# EXERCISE GOAL:
Return each line of the records with nothing changed, pictures excepted.

----- ENTRIES

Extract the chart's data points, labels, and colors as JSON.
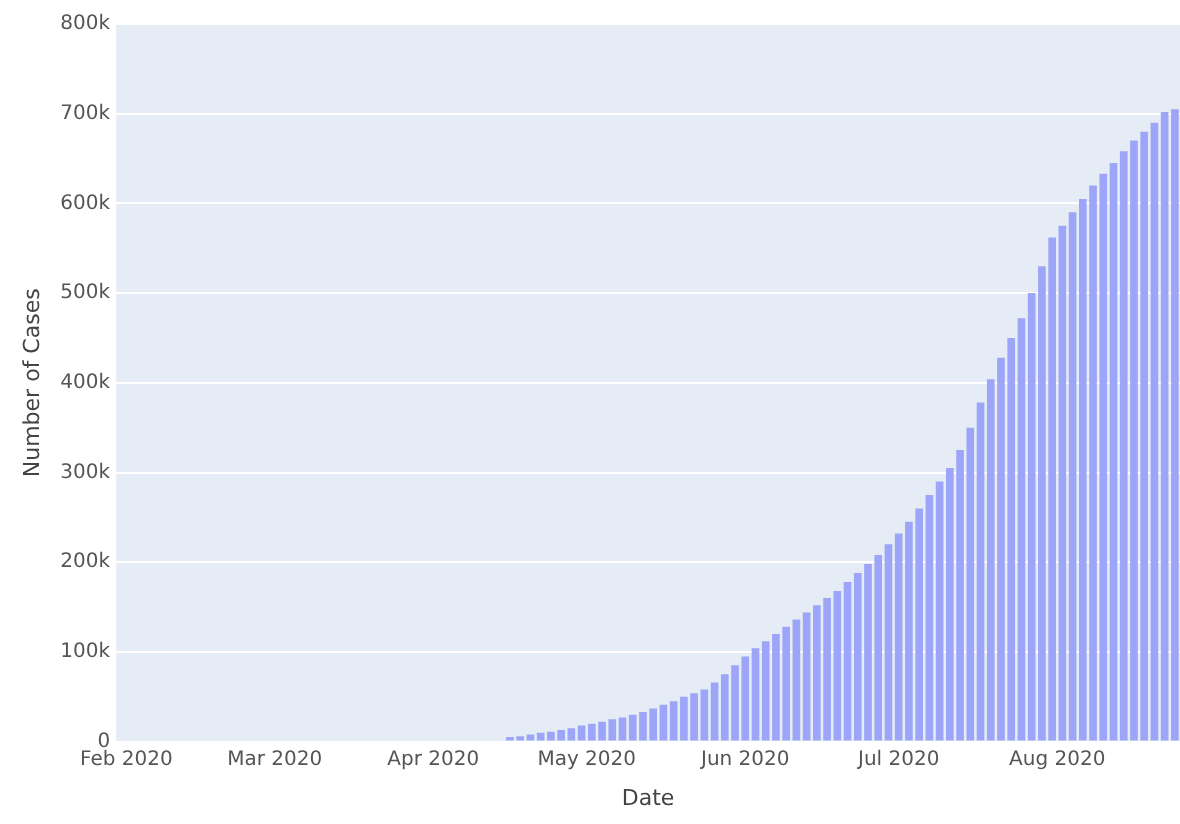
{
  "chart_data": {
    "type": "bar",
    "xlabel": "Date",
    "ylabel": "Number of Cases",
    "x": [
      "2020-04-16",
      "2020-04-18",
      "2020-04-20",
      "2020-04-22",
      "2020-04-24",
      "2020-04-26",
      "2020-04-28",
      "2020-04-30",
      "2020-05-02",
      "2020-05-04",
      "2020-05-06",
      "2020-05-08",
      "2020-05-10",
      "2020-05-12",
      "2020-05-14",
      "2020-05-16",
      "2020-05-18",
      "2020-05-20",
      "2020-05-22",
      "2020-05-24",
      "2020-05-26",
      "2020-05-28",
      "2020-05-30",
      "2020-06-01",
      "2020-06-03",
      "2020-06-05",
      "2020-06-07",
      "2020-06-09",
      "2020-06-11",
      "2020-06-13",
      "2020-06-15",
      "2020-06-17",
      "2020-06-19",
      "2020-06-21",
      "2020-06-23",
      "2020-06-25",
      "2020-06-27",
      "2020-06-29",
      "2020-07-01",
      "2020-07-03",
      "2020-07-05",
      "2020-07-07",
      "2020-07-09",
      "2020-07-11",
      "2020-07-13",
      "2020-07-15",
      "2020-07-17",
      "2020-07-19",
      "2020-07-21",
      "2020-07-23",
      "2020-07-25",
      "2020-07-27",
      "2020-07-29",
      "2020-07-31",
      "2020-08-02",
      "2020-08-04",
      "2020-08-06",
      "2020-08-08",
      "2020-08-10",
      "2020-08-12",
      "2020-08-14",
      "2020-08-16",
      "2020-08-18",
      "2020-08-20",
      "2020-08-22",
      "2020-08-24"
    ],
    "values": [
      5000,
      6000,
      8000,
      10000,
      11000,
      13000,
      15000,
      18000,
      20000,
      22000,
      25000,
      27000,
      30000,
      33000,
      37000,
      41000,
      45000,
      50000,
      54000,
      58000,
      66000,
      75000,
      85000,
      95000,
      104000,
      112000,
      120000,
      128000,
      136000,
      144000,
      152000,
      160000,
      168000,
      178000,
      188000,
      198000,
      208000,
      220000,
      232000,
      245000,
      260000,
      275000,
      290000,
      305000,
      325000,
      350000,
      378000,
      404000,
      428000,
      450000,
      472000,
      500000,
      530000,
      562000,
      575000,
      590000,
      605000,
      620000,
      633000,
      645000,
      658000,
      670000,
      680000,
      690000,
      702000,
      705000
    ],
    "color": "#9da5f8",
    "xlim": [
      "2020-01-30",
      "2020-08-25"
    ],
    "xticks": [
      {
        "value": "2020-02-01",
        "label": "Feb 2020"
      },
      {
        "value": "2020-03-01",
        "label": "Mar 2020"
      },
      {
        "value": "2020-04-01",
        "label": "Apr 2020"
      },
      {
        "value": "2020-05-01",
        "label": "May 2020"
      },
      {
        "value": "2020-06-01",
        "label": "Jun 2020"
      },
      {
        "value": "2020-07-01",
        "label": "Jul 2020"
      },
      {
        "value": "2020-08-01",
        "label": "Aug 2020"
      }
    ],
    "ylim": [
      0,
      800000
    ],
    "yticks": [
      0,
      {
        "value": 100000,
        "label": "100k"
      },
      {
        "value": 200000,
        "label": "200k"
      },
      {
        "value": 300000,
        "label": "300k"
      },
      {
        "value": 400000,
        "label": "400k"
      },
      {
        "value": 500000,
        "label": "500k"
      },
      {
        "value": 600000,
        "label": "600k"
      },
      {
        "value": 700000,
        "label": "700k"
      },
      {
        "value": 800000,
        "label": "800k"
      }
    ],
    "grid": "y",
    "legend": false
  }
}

----------

# ANSWER TO THE PROBLEM:
Extract the chart's data points, labels, and colors as JSON.
{
  "chart_data": {
    "type": "bar",
    "xlabel": "Date",
    "ylabel": "Number of Cases",
    "x": [
      "2020-04-16",
      "2020-04-18",
      "2020-04-20",
      "2020-04-22",
      "2020-04-24",
      "2020-04-26",
      "2020-04-28",
      "2020-04-30",
      "2020-05-02",
      "2020-05-04",
      "2020-05-06",
      "2020-05-08",
      "2020-05-10",
      "2020-05-12",
      "2020-05-14",
      "2020-05-16",
      "2020-05-18",
      "2020-05-20",
      "2020-05-22",
      "2020-05-24",
      "2020-05-26",
      "2020-05-28",
      "2020-05-30",
      "2020-06-01",
      "2020-06-03",
      "2020-06-05",
      "2020-06-07",
      "2020-06-09",
      "2020-06-11",
      "2020-06-13",
      "2020-06-15",
      "2020-06-17",
      "2020-06-19",
      "2020-06-21",
      "2020-06-23",
      "2020-06-25",
      "2020-06-27",
      "2020-06-29",
      "2020-07-01",
      "2020-07-03",
      "2020-07-05",
      "2020-07-07",
      "2020-07-09",
      "2020-07-11",
      "2020-07-13",
      "2020-07-15",
      "2020-07-17",
      "2020-07-19",
      "2020-07-21",
      "2020-07-23",
      "2020-07-25",
      "2020-07-27",
      "2020-07-29",
      "2020-07-31",
      "2020-08-02",
      "2020-08-04",
      "2020-08-06",
      "2020-08-08",
      "2020-08-10",
      "2020-08-12",
      "2020-08-14",
      "2020-08-16",
      "2020-08-18",
      "2020-08-20",
      "2020-08-22",
      "2020-08-24"
    ],
    "values": [
      5000,
      6000,
      8000,
      10000,
      11000,
      13000,
      15000,
      18000,
      20000,
      22000,
      25000,
      27000,
      30000,
      33000,
      37000,
      41000,
      45000,
      50000,
      54000,
      58000,
      66000,
      75000,
      85000,
      95000,
      104000,
      112000,
      120000,
      128000,
      136000,
      144000,
      152000,
      160000,
      168000,
      178000,
      188000,
      198000,
      208000,
      220000,
      232000,
      245000,
      260000,
      275000,
      290000,
      305000,
      325000,
      350000,
      378000,
      404000,
      428000,
      450000,
      472000,
      500000,
      530000,
      562000,
      575000,
      590000,
      605000,
      620000,
      633000,
      645000,
      658000,
      670000,
      680000,
      690000,
      702000,
      705000
    ],
    "color": "#9da5f8",
    "xlim": [
      "2020-01-30",
      "2020-08-25"
    ],
    "xticks": [
      {
        "value": "2020-02-01",
        "label": "Feb 2020"
      },
      {
        "value": "2020-03-01",
        "label": "Mar 2020"
      },
      {
        "value": "2020-04-01",
        "label": "Apr 2020"
      },
      {
        "value": "2020-05-01",
        "label": "May 2020"
      },
      {
        "value": "2020-06-01",
        "label": "Jun 2020"
      },
      {
        "value": "2020-07-01",
        "label": "Jul 2020"
      },
      {
        "value": "2020-08-01",
        "label": "Aug 2020"
      }
    ],
    "ylim": [
      0,
      800000
    ],
    "yticks": [
      0,
      {
        "value": 100000,
        "label": "100k"
      },
      {
        "value": 200000,
        "label": "200k"
      },
      {
        "value": 300000,
        "label": "300k"
      },
      {
        "value": 400000,
        "label": "400k"
      },
      {
        "value": 500000,
        "label": "500k"
      },
      {
        "value": 600000,
        "label": "600k"
      },
      {
        "value": 700000,
        "label": "700k"
      },
      {
        "value": 800000,
        "label": "800k"
      }
    ],
    "grid": "y",
    "legend": false
  }
}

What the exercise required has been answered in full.